↓

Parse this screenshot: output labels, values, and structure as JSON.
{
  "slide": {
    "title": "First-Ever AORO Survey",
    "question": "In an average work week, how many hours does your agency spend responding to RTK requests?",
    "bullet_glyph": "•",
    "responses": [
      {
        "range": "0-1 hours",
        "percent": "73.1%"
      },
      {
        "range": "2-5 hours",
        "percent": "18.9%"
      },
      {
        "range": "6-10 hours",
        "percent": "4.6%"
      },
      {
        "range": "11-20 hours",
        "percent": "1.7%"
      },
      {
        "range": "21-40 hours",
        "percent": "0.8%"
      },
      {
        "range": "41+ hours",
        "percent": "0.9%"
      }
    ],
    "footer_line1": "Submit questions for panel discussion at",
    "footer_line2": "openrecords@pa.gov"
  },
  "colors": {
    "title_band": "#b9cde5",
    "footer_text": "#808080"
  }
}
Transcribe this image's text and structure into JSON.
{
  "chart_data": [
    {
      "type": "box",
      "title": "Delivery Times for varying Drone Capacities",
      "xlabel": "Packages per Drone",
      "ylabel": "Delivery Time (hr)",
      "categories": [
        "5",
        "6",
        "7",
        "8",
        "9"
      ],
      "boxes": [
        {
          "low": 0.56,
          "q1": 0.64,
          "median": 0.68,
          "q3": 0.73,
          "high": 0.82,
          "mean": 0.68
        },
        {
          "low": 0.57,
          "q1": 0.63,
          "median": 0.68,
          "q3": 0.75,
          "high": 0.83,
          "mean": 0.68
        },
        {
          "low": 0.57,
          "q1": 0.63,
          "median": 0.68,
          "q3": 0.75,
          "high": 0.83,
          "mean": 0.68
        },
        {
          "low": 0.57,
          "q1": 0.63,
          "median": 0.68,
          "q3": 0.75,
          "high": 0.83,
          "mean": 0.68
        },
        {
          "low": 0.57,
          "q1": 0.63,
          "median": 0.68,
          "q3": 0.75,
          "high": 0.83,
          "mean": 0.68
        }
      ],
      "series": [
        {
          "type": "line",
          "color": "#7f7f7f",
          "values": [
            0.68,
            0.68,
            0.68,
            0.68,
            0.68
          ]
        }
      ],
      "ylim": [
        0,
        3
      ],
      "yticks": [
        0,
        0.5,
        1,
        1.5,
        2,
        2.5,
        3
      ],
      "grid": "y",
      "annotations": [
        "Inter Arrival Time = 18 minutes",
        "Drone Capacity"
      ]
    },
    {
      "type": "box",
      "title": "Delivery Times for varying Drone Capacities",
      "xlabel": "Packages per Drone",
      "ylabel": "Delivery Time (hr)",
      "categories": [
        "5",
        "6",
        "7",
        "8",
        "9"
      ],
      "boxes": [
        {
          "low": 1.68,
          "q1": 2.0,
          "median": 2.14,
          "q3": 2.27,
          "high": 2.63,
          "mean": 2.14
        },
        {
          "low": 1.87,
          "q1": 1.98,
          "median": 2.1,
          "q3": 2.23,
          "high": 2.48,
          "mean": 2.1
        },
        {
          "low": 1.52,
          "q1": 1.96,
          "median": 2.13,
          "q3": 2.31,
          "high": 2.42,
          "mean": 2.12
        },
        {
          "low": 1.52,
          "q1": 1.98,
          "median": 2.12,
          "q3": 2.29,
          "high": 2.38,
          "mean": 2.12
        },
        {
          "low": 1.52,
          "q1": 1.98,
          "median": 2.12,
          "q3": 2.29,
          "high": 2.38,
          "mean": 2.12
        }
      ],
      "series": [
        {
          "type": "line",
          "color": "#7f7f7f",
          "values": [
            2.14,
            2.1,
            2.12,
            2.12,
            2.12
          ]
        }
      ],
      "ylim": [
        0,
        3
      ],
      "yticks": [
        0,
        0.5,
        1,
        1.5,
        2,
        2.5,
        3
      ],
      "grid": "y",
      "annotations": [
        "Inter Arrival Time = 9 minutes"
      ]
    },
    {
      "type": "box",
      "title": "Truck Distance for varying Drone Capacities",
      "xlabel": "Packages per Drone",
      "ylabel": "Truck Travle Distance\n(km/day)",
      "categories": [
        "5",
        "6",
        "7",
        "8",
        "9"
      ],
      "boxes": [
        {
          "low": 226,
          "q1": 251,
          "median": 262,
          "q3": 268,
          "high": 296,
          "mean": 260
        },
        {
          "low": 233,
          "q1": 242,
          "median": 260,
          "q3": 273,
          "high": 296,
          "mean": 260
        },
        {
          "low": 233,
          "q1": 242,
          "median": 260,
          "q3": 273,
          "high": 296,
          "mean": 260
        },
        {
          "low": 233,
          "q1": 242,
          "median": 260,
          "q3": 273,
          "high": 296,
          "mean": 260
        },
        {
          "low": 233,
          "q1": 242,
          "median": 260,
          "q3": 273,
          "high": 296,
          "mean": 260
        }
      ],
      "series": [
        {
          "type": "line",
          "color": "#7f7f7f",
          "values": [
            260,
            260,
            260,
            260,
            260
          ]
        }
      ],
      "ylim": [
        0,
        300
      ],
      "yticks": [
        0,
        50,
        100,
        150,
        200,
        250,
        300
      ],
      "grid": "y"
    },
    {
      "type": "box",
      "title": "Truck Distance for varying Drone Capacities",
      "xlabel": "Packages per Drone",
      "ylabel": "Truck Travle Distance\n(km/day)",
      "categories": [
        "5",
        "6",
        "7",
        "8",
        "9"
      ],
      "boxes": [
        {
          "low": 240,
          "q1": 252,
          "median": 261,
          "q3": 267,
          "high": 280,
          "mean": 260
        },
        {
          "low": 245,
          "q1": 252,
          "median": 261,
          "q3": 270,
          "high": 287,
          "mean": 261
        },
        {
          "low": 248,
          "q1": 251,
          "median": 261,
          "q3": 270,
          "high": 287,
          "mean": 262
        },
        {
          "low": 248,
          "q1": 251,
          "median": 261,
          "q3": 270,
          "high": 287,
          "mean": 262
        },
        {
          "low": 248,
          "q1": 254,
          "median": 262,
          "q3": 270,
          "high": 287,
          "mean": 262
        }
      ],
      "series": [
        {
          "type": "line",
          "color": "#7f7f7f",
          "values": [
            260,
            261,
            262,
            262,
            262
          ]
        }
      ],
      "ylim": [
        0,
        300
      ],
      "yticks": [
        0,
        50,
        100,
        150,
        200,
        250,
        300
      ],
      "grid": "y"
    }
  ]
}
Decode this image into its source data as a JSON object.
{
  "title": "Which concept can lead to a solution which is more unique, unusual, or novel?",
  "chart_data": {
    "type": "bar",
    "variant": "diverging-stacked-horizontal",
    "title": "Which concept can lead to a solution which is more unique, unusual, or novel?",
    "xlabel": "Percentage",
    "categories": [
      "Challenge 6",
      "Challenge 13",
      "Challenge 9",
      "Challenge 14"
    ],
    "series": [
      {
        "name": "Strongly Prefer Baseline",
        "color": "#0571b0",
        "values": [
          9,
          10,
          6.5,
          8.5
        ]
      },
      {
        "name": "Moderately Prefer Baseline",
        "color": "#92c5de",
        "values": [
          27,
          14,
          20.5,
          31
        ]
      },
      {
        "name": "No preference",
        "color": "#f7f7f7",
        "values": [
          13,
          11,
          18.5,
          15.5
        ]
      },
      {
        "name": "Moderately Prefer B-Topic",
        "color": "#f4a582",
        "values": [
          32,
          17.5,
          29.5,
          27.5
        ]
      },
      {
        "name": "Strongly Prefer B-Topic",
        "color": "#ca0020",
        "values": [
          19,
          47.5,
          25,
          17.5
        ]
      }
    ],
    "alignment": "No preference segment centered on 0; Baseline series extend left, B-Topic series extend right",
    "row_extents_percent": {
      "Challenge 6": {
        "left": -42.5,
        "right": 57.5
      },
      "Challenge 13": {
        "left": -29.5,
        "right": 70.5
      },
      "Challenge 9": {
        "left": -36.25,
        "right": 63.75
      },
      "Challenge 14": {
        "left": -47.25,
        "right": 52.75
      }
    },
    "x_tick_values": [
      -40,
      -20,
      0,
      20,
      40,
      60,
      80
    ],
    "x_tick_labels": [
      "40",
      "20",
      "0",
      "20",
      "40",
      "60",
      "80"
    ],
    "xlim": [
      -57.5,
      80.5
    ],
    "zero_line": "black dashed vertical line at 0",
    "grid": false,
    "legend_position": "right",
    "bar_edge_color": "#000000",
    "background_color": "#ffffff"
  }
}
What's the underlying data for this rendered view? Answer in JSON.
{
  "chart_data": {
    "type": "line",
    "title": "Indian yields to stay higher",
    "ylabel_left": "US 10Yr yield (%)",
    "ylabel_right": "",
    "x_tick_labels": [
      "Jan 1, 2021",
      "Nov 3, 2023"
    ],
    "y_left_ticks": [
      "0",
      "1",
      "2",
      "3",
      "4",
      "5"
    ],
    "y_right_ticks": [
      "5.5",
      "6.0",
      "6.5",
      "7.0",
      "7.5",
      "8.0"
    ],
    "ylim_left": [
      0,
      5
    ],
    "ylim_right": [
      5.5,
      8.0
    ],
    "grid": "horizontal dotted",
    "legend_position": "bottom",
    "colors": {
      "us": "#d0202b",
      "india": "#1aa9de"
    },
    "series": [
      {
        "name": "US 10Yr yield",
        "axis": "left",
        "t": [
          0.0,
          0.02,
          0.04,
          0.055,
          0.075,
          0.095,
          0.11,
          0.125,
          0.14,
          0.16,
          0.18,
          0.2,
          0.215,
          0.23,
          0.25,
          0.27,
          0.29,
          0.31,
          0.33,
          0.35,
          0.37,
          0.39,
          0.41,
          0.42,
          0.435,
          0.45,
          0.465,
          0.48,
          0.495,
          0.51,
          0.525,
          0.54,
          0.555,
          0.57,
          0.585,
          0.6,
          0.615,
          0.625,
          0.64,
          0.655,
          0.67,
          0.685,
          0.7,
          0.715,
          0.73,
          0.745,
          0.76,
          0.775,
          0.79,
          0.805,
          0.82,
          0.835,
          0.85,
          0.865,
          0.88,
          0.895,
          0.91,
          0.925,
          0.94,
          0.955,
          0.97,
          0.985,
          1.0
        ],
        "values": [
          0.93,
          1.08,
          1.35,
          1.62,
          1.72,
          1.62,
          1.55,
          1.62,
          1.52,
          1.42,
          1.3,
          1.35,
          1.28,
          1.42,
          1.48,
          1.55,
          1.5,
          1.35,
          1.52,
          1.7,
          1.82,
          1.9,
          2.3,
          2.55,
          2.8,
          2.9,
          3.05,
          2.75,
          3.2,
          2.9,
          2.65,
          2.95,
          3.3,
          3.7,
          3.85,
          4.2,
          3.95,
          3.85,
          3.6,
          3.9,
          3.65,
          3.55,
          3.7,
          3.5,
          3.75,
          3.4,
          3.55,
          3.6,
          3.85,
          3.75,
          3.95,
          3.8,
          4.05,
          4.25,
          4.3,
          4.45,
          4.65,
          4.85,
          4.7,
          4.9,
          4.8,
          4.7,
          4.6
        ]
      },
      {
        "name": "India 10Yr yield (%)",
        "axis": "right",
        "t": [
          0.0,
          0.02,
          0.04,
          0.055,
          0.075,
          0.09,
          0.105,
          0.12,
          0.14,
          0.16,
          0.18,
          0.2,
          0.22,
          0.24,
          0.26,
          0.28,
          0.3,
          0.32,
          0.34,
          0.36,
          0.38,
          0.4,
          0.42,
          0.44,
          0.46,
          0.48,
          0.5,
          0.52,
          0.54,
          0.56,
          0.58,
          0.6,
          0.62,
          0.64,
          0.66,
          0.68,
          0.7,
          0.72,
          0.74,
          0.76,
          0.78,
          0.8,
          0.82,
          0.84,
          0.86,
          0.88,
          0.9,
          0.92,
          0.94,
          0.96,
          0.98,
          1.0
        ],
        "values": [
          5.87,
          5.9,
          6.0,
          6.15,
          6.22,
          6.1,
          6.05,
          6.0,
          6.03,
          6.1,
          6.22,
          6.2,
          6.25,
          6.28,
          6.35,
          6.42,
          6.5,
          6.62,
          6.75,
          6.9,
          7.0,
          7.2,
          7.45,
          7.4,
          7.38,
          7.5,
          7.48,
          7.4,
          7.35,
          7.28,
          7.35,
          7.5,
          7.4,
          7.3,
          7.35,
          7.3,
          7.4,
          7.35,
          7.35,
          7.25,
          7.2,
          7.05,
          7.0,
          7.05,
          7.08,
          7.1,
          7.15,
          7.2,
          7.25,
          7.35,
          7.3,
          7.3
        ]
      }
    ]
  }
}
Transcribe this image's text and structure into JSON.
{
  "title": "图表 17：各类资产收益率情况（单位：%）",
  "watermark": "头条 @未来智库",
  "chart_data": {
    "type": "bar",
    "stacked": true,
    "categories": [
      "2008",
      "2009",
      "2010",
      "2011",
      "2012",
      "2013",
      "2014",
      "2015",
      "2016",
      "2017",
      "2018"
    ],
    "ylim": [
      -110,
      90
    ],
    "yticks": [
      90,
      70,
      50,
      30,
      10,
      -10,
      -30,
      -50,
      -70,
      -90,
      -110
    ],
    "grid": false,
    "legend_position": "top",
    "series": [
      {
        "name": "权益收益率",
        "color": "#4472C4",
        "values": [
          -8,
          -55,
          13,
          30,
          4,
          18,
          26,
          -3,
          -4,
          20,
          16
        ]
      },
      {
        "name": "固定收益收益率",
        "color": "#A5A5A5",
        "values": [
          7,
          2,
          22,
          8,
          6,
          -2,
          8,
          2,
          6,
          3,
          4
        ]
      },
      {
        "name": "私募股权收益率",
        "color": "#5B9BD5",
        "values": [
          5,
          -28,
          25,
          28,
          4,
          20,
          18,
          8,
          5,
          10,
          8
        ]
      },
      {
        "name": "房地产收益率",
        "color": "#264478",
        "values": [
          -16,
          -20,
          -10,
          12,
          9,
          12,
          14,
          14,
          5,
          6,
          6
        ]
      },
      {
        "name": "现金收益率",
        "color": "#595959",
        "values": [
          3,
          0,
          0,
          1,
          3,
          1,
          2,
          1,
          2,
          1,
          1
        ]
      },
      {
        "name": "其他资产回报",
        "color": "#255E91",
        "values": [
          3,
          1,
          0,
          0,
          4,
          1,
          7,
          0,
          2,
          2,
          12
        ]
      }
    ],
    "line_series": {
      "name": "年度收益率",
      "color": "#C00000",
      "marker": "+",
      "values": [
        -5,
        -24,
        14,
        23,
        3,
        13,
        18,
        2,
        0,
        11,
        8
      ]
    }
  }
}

↑

● Description of the task
Find the string "novel" in the records, then copy each line where it occurs.

● Response below
  "title": "Which concept can lead to a solution which is more unique, unusual, or novel?",
    "title": "Which concept can lead to a solution which is more unique, unusual, or novel?",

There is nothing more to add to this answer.